▸ **Compiti da svolgere**:
1. Traduci in inglese questa frase del testo sulla conversione di Jordan Monge: "Negli Stati Uniti da qualche anno ha una certa visibilità il caso della filosofa e divulgatrice Jordan Monge che, come racconta lei stessa, da un passato di ateismo si è convertita alla fede cristiana divenendo molto attiva tramite pubblicazioni cartacee e online."
2. Nel testo sulla conversione di Jordan Monge, riduci a un elenco puntato il paragrafo che inizia con "Negli Stati Uniti da qualche anno", conservandone i fatti principali.
3. Rispondi a queste domande sul testo sulla conversione di Jordan Monge:
(a) Quale santo è indicato come esempio di conversione per diretto intervento soprannaturale?
(b) Qual è il motto dell'università di Harvard?
(c) Come si chiama lo studente cristiano che Monge ha incontrato ad Harvard?

▸ **Testo di partenza**:
___

La conversione della filosofa Jordan Monge: «ho trovato la fede all’università di Harvard»

JordanMongeLa spiritualità e l’agiografia cristiana sono ricche di esempi di conversioni o di radicalizzazioni di una fede tiepida, a volte per diretto intervento soprannaturale (p.es. san Paolo), per l’incontro con sofferenze e ingiustizie sociali (come sembra esser stato per san Francesco), altre volte grazie alla maturazione di un’intelligenza inquieta (p.es. sant’Agostino, e in epoca contemporanea Anthony Flew), oppure dall’aver sperimentato l’effimera vanità dei piaceri della vita (p.es. sant’Ignazio).

Negli Stati Uniti da qualche anno ha una certa visibilità il caso della filosofa e divulgatrice Jordan Monge che, come racconta lei stessa, da un passato di ateismo si è convertita alla fede cristiana divenendo molto attiva tramite pubblicazioni cartacee e online. Dopo un’adolescenza da militante dell’ateismo, le cose cambiarono in età universitaria, ad Harvard (il cui motto è veritas). Lì ha incontrato uno studente cristiano, John Joseph Porter, col quale si trovò a discuteva cordialmente, andando oltre il “ci vuole fede” (in perfetta linea col sola fide luterano), risposta che la Monge giudicava “codardia intellettuale”. Ed invece, racconta,  ad esempio «mi ha spronato a pensare alla mia incoerenza, da atea, quando gli rinfacciavo ciò che era giusto e sbagliato, abbracciando categorie universali».

___

▸ **Dati forniti**:
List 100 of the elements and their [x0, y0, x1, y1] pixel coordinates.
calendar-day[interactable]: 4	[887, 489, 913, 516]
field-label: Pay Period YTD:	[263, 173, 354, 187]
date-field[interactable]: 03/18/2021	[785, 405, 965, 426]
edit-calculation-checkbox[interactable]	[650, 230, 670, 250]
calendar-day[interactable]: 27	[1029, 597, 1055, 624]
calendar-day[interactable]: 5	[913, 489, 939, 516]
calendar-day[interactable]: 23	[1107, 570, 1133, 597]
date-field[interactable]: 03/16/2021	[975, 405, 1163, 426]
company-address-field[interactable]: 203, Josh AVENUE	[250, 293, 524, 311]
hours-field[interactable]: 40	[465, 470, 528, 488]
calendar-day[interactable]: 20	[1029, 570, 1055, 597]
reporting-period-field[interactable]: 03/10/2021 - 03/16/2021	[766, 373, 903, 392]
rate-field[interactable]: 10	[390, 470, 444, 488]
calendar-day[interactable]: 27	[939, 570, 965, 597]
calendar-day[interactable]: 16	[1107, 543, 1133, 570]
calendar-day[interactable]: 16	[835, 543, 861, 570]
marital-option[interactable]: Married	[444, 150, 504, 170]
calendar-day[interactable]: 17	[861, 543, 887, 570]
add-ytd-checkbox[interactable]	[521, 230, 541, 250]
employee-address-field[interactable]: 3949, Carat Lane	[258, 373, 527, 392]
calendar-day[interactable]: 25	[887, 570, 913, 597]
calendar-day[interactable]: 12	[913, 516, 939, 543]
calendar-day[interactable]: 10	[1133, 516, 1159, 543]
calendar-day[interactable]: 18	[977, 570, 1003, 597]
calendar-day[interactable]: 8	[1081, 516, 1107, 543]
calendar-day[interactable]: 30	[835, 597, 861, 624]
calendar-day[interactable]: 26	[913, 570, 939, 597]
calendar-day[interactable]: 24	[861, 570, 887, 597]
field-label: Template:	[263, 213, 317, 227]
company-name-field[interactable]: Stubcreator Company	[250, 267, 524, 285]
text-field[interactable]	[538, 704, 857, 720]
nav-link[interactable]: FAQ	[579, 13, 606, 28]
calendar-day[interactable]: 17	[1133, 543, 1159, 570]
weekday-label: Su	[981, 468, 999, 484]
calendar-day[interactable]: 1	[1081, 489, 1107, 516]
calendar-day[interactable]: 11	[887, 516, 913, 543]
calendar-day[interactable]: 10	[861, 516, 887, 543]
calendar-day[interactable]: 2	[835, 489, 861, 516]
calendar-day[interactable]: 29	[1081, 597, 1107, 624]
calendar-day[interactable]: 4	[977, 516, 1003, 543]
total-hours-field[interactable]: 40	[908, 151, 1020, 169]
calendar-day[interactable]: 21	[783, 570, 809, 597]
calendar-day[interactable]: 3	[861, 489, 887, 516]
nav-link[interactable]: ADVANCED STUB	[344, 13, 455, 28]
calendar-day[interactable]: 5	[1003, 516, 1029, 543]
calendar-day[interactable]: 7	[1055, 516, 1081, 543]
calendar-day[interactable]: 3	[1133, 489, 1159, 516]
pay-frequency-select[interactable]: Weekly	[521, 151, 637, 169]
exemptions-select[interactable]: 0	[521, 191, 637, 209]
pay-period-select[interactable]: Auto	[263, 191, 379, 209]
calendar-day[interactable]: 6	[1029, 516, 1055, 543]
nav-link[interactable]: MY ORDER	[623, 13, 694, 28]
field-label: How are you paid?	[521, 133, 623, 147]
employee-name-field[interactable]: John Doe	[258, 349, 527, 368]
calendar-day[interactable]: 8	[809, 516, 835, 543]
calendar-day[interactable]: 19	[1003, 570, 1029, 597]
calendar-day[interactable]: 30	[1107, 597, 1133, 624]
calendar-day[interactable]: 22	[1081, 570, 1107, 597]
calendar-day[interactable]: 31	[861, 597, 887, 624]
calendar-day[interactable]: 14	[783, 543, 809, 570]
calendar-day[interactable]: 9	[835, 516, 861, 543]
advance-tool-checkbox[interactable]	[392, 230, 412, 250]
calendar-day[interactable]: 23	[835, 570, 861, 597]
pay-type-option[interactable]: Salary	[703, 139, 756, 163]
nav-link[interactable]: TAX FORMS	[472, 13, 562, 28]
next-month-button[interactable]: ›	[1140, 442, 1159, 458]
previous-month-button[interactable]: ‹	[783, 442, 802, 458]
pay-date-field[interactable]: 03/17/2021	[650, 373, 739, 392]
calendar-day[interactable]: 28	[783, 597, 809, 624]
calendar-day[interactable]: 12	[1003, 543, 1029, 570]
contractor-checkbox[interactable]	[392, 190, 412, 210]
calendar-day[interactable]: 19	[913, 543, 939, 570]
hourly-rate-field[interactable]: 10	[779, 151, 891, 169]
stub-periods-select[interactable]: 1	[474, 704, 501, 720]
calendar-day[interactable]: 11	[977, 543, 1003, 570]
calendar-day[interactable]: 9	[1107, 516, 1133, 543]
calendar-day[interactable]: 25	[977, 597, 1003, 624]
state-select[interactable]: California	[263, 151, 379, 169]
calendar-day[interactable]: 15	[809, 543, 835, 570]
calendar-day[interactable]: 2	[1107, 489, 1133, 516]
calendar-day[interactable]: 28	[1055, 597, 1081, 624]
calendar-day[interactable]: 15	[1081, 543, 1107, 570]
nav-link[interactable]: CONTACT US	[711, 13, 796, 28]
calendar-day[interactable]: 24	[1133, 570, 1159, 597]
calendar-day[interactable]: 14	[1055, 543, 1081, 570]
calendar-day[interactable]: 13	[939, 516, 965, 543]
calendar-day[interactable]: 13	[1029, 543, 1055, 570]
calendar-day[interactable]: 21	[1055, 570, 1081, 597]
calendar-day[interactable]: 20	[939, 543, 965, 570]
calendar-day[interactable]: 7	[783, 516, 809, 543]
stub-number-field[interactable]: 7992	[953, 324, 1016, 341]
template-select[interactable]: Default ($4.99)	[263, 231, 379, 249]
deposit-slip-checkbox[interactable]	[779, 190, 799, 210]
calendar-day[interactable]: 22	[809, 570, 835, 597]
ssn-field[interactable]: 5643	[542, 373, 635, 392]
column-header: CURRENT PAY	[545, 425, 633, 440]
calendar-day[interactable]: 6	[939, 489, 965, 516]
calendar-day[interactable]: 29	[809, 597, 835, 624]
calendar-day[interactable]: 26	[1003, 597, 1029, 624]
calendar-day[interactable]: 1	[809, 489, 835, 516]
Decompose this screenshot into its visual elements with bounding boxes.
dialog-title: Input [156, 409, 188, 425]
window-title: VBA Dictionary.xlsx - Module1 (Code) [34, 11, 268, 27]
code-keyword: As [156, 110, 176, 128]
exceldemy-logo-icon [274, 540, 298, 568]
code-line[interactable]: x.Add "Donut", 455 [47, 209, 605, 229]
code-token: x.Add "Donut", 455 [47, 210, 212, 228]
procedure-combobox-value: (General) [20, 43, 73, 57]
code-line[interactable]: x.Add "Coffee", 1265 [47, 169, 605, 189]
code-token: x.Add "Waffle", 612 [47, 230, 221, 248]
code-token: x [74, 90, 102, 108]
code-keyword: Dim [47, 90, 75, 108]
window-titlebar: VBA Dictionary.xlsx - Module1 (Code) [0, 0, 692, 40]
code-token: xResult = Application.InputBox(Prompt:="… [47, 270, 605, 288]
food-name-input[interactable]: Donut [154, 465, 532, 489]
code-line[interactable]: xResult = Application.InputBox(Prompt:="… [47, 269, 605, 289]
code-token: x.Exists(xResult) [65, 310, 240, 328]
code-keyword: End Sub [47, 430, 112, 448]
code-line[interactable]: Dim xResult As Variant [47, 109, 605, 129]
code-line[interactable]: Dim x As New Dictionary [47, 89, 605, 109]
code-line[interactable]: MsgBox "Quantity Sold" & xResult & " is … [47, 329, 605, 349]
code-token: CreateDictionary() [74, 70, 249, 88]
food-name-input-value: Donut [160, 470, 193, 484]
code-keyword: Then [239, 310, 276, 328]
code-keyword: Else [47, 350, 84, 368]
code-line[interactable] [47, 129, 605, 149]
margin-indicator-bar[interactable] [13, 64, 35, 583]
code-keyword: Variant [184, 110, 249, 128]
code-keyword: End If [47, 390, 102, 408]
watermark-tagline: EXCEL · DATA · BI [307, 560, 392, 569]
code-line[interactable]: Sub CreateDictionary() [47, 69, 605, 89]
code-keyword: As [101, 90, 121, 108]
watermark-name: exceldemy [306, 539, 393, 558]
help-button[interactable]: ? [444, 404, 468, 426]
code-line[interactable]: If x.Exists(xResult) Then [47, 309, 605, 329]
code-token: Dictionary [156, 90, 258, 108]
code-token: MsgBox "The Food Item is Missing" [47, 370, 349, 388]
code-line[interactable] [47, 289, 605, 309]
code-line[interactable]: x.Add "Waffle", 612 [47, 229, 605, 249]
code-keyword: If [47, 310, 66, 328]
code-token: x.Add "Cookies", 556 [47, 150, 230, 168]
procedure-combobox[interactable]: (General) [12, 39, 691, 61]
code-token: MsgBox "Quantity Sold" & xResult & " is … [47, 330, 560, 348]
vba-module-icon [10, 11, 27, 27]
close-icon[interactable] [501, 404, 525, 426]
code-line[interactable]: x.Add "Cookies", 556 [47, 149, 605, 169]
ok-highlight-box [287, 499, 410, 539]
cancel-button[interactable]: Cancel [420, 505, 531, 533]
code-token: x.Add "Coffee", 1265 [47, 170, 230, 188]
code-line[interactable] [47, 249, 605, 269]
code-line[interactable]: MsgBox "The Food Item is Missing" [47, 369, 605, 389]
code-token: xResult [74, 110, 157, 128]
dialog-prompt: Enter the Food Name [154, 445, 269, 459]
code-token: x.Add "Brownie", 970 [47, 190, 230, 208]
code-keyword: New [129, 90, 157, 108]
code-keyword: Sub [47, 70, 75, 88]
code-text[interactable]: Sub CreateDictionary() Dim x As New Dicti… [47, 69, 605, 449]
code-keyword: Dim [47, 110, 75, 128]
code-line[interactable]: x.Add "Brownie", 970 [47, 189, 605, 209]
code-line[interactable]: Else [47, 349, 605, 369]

___

▸ **Risposte attese**:
1. For some years now, the case of the philosopher and popular writer Jordan Monge has enjoyed a certain visibility in the United States; as she herself tells it, she converted to the Christian faith from an atheist past and became very active through print and online publications.

2.
- Da qualche anno la filosofa e divulgatrice Jordan Monge ha una certa visibilità negli Stati Uniti.
- Dopo un passato di ateismo si è convertita alla fede cristiana ed è molto attiva con pubblicazioni cartacee e online.
- Dopo un'adolescenza da atea militante, il cambiamento è arrivato all'università, ad Harvard.
- Lì ha discusso cordialmente con lo studente cristiano John Joseph Porter. Lui andava oltre il "ci vuole fede", una risposta che Monge giudicava "codardia intellettuale".
- Porter l'ha spinta a riflettere sulla sua incoerenza di atea che ricorreva a categorie universali di giusto e sbagliato.

3.
(a) San Paolo.
(b) Veritas.
(c) John Joseph Porter.